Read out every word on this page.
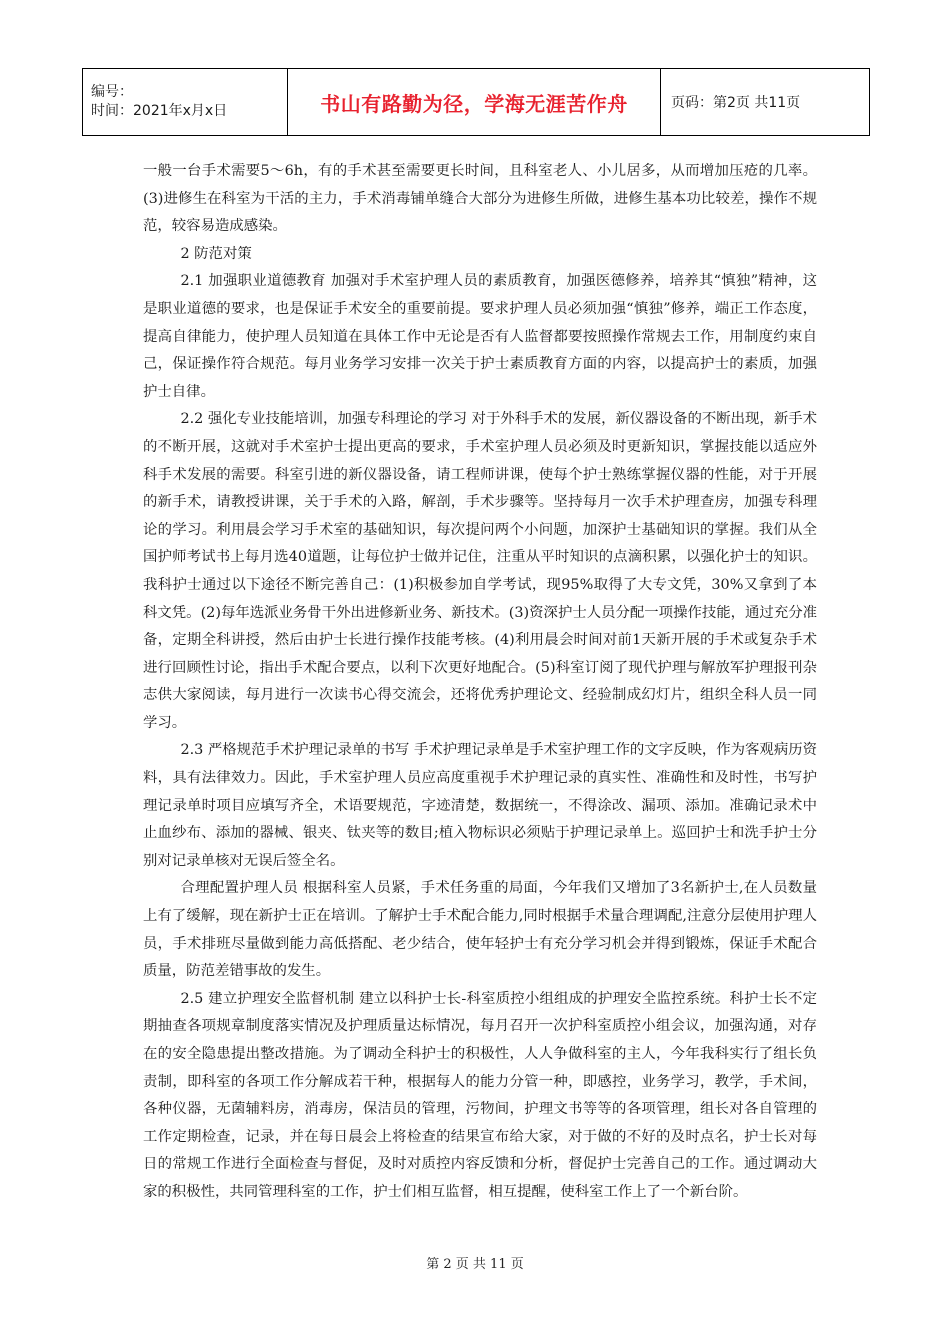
编号：
时间：2021年x月x日	书山有路勤为径，学海无涯苦作舟	页码：第2页 共11页

一般一台手术需要5～6h，有的手术甚至需要更长时间，且科室老人、小儿居多，从而增加压疮的几率。(3)进修生在科室为干活的主力，手术消毒铺单缝合大部分为进修生所做，进修生基本功比较差，操作不规范，较容易造成感染。

2 防范对策

2.1 加强职业道德教育 加强对手术室护理人员的素质教育，加强医德修养，培养其“慎独”精神，这是职业道德的要求，也是保证手术安全的重要前提。要求护理人员必须加强“慎独”修养，端正工作态度，提高自律能力，使护理人员知道在具体工作中无论是否有人监督都要按照操作常规去工作，用制度约束自己，保证操作符合规范。每月业务学习安排一次关于护士素质教育方面的内容，以提高护士的素质，加强护士自律。

2.2 强化专业技能培训，加强专科理论的学习 对于外科手术的发展，新仪器设备的不断出现，新手术的不断开展，这就对手术室护士提出更高的要求，手术室护理人员必须及时更新知识，掌握技能以适应外科手术发展的需要。科室引进的新仪器设备，请工程师讲课，使每个护士熟练掌握仪器的性能，对于开展的新手术，请教授讲课，关于手术的入路，解剖，手术步骤等。坚持每月一次手术护理查房，加强专科理论的学习。利用晨会学习手术室的基础知识，每次提问两个小问题，加深护士基础知识的掌握。我们从全国护师考试书上每月选40道题，让每位护士做并记住，注重从平时知识的点滴积累，以强化护士的知识。我科护士通过以下途径不断完善自己：(1)积极参加自学考试，现95%取得了大专文凭，30%又拿到了本科文凭。(2)每年选派业务骨干外出进修新业务、新技术。(3)资深护士人员分配一项操作技能，通过充分准备，定期全科讲授，然后由护士长进行操作技能考核。(4)利用晨会时间对前1天新开展的手术或复杂手术进行回顾性讨论，指出手术配合要点，以利下次更好地配合。(5)科室订阅了现代护理与解放军护理报刊杂志供大家阅读，每月进行一次读书心得交流会，还将优秀护理论文、经验制成幻灯片，组织全科人员一同学习。

2.3 严格规范手术护理记录单的书写 手术护理记录单是手术室护理工作的文字反映，作为客观病历资料，具有法律效力。因此，手术室护理人员应高度重视手术护理记录的真实性、准确性和及时性，书写护理记录单时项目应填写齐全，术语要规范，字迹清楚，数据统一，不得涂改、漏项、添加。准确记录术中止血纱布、添加的器械、银夹、钛夹等的数目;植入物标识必须贴于护理记录单上。巡回护士和洗手护士分别对记录单核对无误后签全名。

合理配置护理人员 根据科室人员紧，手术任务重的局面，今年我们又增加了3名新护士,在人员数量上有了缓解，现在新护士正在培训。了解护士手术配合能力,同时根据手术量合理调配,注意分层使用护理人员，手术排班尽量做到能力高低搭配、老少结合，使年轻护士有充分学习机会并得到锻炼，保证手术配合质量，防范差错事故的发生。

2.5 建立护理安全监督机制 建立以科护士长-科室质控小组组成的护理安全监控系统。科护士长不定期抽查各项规章制度落实情况及护理质量达标情况，每月召开一次护科室质控小组会议，加强沟通，对存在的安全隐患提出整改措施。为了调动全科护士的积极性，人人争做科室的主人，今年我科实行了组长负责制，即科室的各项工作分解成若干种，根据每人的能力分管一种，即感控，业务学习，教学，手术间，各种仪器，无菌辅料房，消毒房，保洁员的管理，污物间，护理文书等等的各项管理，组长对各自管理的工作定期检查，记录，并在每日晨会上将检查的结果宣布给大家，对于做的不好的及时点名，护士长对每日的常规工作进行全面检查与督促，及时对质控内容反馈和分析，督促护士完善自己的工作。通过调动大家的积极性，共同管理科室的工作，护士们相互监督，相互提醒，使科室工作上了一个新台阶。

第 2 页 共 11 页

**WHAT IS BEING ASKED:** Transcribe every entry word for word, but omit the pictures.

**WRITTEN ANSWER:**
Read out every word on this page.
编号：
时间：2021年x月x日	书山有路勤为径，学海无涯苦作舟	页码：第2页 共11页

一般一台手术需要5～6h，有的手术甚至需要更长时间，且科室老人、小儿居多，从而增加压疮的几率。(3)进修生在科室为干活的主力，手术消毒铺单缝合大部分为进修生所做，进修生基本功比较差，操作不规范，较容易造成感染。

2 防范对策

2.1 加强职业道德教育 加强对手术室护理人员的素质教育，加强医德修养，培养其“慎独”精神，这是职业道德的要求，也是保证手术安全的重要前提。要求护理人员必须加强“慎独”修养，端正工作态度，提高自律能力，使护理人员知道在具体工作中无论是否有人监督都要按照操作常规去工作，用制度约束自己，保证操作符合规范。每月业务学习安排一次关于护士素质教育方面的内容，以提高护士的素质，加强护士自律。

2.2 强化专业技能培训，加强专科理论的学习 对于外科手术的发展，新仪器设备的不断出现，新手术的不断开展，这就对手术室护士提出更高的要求，手术室护理人员必须及时更新知识，掌握技能以适应外科手术发展的需要。科室引进的新仪器设备，请工程师讲课，使每个护士熟练掌握仪器的性能，对于开展的新手术，请教授讲课，关于手术的入路，解剖，手术步骤等。坚持每月一次手术护理查房，加强专科理论的学习。利用晨会学习手术室的基础知识，每次提问两个小问题，加深护士基础知识的掌握。我们从全国护师考试书上每月选40道题，让每位护士做并记住，注重从平时知识的点滴积累，以强化护士的知识。我科护士通过以下途径不断完善自己：(1)积极参加自学考试，现95%取得了大专文凭，30%又拿到了本科文凭。(2)每年选派业务骨干外出进修新业务、新技术。(3)资深护士人员分配一项操作技能，通过充分准备，定期全科讲授，然后由护士长进行操作技能考核。(4)利用晨会时间对前1天新开展的手术或复杂手术进行回顾性讨论，指出手术配合要点，以利下次更好地配合。(5)科室订阅了现代护理与解放军护理报刊杂志供大家阅读，每月进行一次读书心得交流会，还将优秀护理论文、经验制成幻灯片，组织全科人员一同学习。

2.3 严格规范手术护理记录单的书写 手术护理记录单是手术室护理工作的文字反映，作为客观病历资料，具有法律效力。因此，手术室护理人员应高度重视手术护理记录的真实性、准确性和及时性，书写护理记录单时项目应填写齐全，术语要规范，字迹清楚，数据统一，不得涂改、漏项、添加。准确记录术中止血纱布、添加的器械、银夹、钛夹等的数目;植入物标识必须贴于护理记录单上。巡回护士和洗手护士分别对记录单核对无误后签全名。

合理配置护理人员 根据科室人员紧，手术任务重的局面，今年我们又增加了3名新护士,在人员数量上有了缓解，现在新护士正在培训。了解护士手术配合能力,同时根据手术量合理调配,注意分层使用护理人员，手术排班尽量做到能力高低搭配、老少结合，使年轻护士有充分学习机会并得到锻炼，保证手术配合质量，防范差错事故的发生。

2.5 建立护理安全监督机制 建立以科护士长-科室质控小组组成的护理安全监控系统。科护士长不定期抽查各项规章制度落实情况及护理质量达标情况，每月召开一次护科室质控小组会议，加强沟通，对存在的安全隐患提出整改措施。为了调动全科护士的积极性，人人争做科室的主人，今年我科实行了组长负责制，即科室的各项工作分解成若干种，根据每人的能力分管一种，即感控，业务学习，教学，手术间，各种仪器，无菌辅料房，消毒房，保洁员的管理，污物间，护理文书等等的各项管理，组长对各自管理的工作定期检查，记录，并在每日晨会上将检查的结果宣布给大家，对于做的不好的及时点名，护士长对每日的常规工作进行全面检查与督促，及时对质控内容反馈和分析，督促护士完善自己的工作。通过调动大家的积极性，共同管理科室的工作，护士们相互监督，相互提醒，使科室工作上了一个新台阶。

第 2 页 共 11 页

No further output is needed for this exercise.